■ WHAT THE EXERCISE ASKS
Go through the records and extract every line with the word "content".

-------- RECORDED INFORMATION --------

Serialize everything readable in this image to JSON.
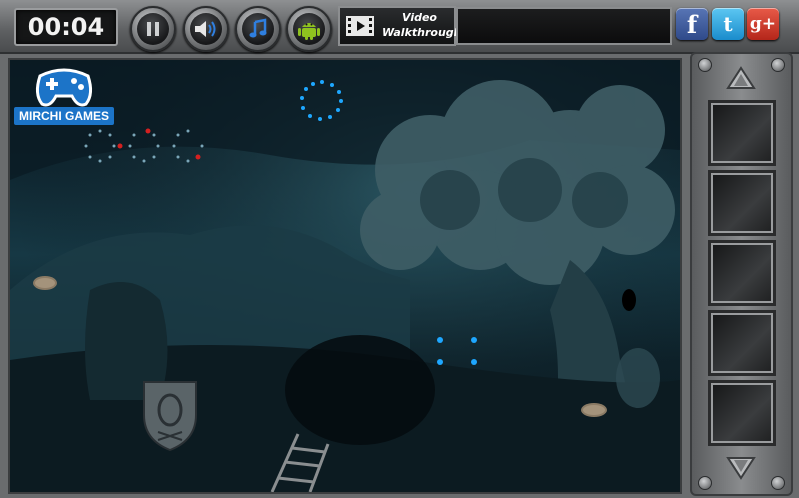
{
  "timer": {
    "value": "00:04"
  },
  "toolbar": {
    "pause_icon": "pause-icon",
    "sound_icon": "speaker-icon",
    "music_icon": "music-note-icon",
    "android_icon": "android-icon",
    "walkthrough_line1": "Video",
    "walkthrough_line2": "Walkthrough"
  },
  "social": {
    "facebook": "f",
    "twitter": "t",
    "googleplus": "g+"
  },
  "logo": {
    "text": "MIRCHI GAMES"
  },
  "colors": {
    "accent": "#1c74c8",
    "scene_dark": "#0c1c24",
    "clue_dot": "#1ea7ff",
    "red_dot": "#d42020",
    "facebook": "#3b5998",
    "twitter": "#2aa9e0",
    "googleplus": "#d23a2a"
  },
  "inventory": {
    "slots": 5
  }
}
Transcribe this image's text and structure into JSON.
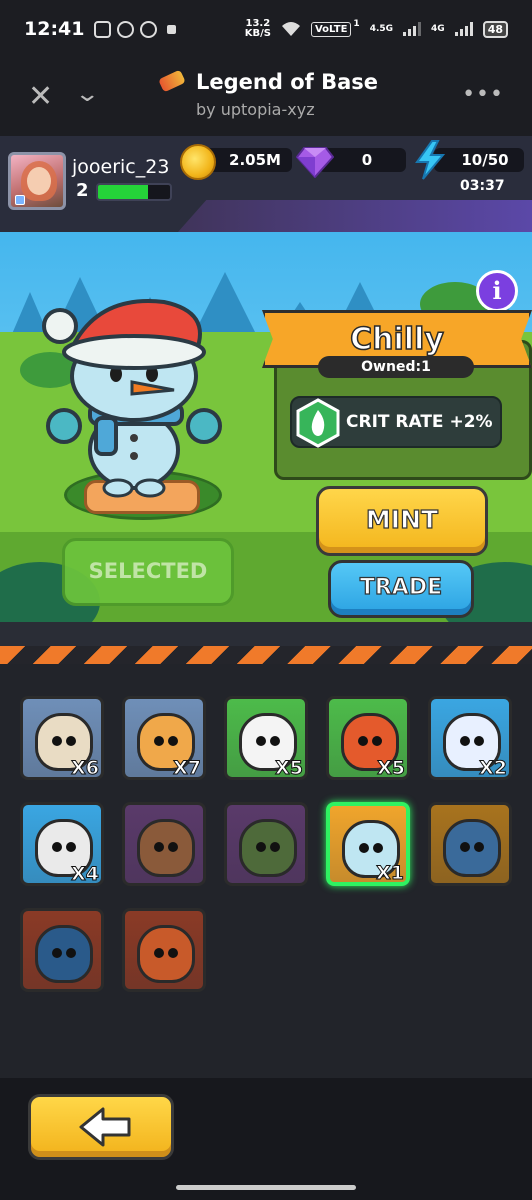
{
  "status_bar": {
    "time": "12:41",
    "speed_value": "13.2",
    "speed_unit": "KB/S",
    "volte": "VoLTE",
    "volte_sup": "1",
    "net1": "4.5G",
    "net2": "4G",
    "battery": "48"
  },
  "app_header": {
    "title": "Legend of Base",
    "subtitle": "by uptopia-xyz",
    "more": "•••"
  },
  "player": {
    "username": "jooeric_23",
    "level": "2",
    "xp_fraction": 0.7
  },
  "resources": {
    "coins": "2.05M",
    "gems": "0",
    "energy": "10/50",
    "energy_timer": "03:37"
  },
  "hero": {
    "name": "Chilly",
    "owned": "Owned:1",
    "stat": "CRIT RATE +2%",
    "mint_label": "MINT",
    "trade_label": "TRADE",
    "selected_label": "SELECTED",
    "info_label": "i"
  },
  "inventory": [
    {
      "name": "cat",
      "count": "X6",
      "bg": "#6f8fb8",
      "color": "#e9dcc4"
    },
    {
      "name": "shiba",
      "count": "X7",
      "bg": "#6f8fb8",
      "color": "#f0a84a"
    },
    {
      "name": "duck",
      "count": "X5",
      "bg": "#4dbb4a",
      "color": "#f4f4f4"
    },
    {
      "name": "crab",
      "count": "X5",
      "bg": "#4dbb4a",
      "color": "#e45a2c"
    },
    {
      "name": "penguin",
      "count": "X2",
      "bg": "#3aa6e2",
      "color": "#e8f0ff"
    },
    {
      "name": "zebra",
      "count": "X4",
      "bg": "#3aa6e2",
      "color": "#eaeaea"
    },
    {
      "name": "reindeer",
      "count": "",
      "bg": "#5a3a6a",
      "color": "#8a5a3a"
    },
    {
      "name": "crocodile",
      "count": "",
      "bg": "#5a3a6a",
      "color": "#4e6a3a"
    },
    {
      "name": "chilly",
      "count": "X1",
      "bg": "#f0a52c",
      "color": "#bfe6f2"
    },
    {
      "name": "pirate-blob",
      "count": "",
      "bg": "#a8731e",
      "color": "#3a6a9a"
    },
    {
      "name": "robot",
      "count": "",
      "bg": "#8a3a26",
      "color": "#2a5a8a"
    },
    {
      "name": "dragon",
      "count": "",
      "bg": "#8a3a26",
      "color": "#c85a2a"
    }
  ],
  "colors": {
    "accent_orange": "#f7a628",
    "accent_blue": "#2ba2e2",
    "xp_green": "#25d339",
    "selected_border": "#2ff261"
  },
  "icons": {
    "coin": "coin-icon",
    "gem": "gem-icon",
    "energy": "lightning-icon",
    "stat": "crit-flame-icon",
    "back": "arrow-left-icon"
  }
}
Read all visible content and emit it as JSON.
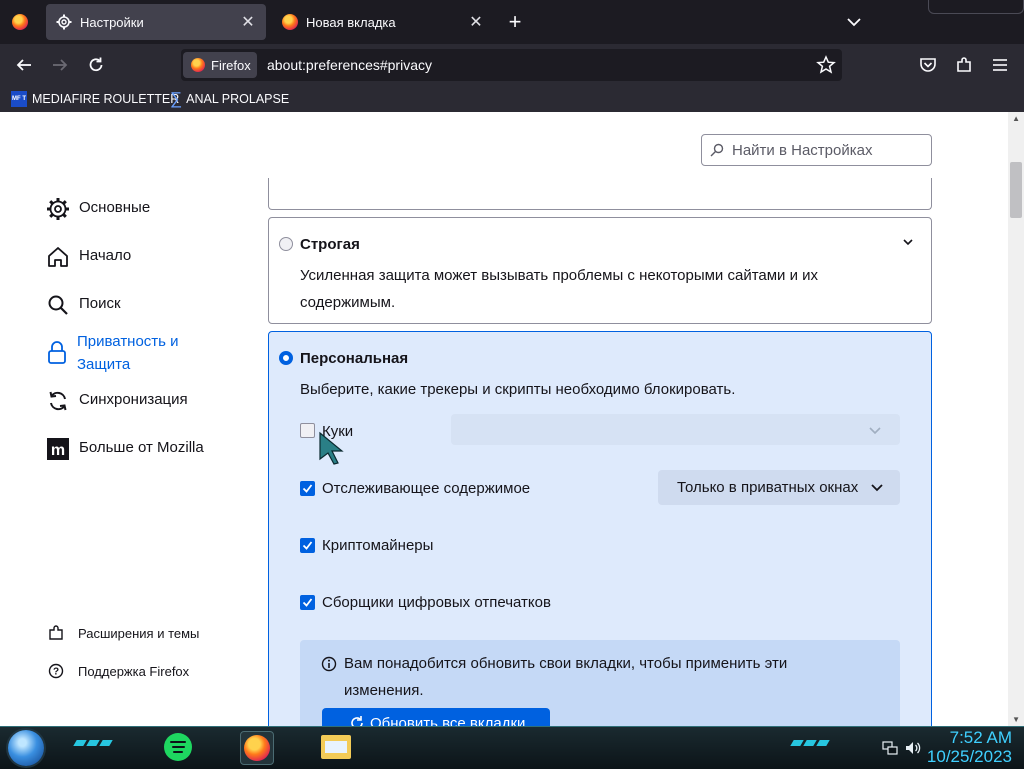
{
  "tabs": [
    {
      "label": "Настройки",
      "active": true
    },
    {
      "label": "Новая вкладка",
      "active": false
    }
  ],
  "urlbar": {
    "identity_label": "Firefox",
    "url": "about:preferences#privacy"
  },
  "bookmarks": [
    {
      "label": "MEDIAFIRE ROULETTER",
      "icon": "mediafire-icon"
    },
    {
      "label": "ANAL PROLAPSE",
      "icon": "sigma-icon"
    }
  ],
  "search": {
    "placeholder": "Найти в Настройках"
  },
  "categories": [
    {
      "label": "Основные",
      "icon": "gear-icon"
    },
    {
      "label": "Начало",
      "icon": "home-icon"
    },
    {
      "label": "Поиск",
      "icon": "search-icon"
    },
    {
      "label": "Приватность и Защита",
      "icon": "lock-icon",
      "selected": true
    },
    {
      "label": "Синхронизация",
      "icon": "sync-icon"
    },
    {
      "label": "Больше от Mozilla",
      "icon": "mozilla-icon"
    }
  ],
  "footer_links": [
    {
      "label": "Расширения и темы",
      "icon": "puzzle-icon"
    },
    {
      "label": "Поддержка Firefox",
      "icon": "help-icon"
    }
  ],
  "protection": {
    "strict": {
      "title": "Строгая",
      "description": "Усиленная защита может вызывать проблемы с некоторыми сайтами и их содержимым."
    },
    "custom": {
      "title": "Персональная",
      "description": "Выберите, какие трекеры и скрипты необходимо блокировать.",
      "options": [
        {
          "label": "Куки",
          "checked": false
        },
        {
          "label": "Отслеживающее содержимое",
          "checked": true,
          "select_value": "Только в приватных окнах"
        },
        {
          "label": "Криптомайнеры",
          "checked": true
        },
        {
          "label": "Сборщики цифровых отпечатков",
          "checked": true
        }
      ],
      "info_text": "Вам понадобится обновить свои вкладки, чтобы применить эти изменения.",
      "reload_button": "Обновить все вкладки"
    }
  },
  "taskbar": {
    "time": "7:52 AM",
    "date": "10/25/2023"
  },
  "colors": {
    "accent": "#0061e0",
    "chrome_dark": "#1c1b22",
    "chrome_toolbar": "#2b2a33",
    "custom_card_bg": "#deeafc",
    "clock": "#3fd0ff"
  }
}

--------
-------- RECORDED INFORMATION --------

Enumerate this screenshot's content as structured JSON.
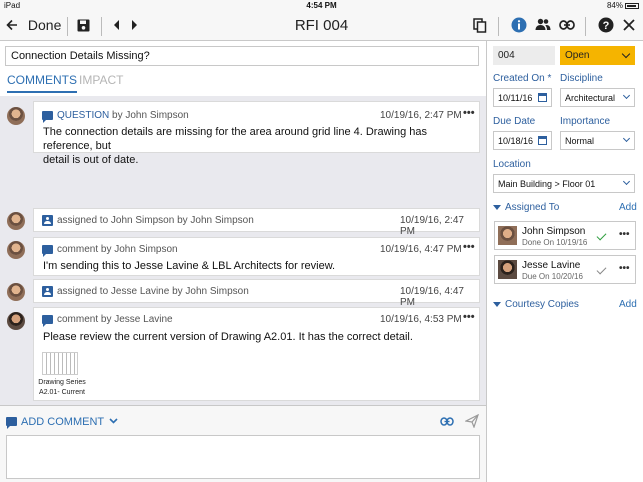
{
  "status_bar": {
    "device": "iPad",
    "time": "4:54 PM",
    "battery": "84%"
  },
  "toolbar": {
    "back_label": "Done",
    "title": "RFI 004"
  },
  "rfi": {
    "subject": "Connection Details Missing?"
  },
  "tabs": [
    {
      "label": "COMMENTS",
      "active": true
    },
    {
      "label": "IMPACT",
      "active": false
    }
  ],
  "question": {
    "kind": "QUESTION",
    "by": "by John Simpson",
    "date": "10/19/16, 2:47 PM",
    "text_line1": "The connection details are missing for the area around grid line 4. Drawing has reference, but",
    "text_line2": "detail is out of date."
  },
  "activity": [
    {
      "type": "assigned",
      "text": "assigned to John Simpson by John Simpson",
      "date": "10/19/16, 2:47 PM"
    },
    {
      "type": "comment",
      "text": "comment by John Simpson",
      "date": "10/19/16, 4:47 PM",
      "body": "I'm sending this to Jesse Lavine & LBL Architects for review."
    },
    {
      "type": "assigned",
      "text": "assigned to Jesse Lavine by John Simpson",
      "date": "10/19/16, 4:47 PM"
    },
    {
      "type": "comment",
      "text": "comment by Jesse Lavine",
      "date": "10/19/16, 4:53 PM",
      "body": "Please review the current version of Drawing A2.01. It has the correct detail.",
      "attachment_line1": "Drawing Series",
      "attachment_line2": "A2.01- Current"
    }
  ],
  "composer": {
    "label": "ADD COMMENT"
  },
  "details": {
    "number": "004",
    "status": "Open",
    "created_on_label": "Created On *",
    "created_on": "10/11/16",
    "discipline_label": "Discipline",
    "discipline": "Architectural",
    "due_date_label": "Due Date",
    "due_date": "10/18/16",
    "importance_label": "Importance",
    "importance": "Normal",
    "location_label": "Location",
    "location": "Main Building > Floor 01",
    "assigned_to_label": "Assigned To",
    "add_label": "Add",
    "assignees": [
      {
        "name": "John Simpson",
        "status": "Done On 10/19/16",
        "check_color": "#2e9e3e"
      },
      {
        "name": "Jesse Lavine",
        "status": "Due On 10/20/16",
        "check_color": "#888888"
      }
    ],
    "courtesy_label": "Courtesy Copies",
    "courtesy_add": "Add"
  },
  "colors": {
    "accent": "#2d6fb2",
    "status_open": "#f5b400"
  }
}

--------

■ RESPONSE TO THE TASK
Read all visible content and emit it as JSON.
Enumerate this screenshot's content as structured JSON.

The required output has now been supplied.